YOUR INSTRUCTIONS: Transcribe word for word the lines spanning the line with "Convert this screenshot" through the end of the records.

DATA SHOWN:

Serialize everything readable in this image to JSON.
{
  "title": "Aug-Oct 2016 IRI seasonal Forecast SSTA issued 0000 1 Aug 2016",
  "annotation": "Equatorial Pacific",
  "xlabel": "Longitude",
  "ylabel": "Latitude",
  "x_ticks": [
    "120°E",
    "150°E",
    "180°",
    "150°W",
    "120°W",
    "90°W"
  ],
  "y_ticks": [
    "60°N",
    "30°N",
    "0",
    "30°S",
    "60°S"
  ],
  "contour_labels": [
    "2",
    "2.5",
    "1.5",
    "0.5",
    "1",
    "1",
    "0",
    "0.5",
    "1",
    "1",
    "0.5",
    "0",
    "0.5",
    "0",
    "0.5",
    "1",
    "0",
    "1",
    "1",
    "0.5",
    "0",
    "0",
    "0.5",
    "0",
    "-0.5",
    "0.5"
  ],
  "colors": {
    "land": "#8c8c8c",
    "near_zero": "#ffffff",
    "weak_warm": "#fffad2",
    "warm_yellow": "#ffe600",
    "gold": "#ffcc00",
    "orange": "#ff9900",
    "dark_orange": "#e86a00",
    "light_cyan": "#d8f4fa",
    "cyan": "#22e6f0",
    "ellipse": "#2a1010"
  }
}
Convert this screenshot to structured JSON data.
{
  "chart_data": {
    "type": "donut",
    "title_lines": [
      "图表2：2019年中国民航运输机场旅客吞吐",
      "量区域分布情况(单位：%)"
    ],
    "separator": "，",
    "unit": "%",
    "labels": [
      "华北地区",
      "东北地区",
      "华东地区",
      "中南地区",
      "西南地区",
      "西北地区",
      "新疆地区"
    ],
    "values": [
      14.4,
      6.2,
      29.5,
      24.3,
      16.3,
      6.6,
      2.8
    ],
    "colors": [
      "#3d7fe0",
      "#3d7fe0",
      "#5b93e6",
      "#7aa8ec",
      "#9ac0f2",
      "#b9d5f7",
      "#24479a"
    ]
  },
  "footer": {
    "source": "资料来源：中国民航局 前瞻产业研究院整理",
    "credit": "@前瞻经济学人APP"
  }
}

TASK SOLUTION:
Convert this screenshot to structured JSON data.
{
  "chart_data": {
    "type": "donut",
    "title_lines": [
      "图表2：2019年中国民航运输机场旅客吞吐",
      "量区域分布情况(单位：%)"
    ],
    "separator": "，",
    "unit": "%",
    "labels": [
      "华北地区",
      "东北地区",
      "华东地区",
      "中南地区",
      "西南地区",
      "西北地区",
      "新疆地区"
    ],
    "values": [
      14.4,
      6.2,
      29.5,
      24.3,
      16.3,
      6.6,
      2.8
    ],
    "colors": [
      "#3d7fe0",
      "#3d7fe0",
      "#5b93e6",
      "#7aa8ec",
      "#9ac0f2",
      "#b9d5f7",
      "#24479a"
    ]
  },
  "footer": {
    "source": "资料来源：中国民航局 前瞻产业研究院整理",
    "credit": "@前瞻经济学人APP"
  }
}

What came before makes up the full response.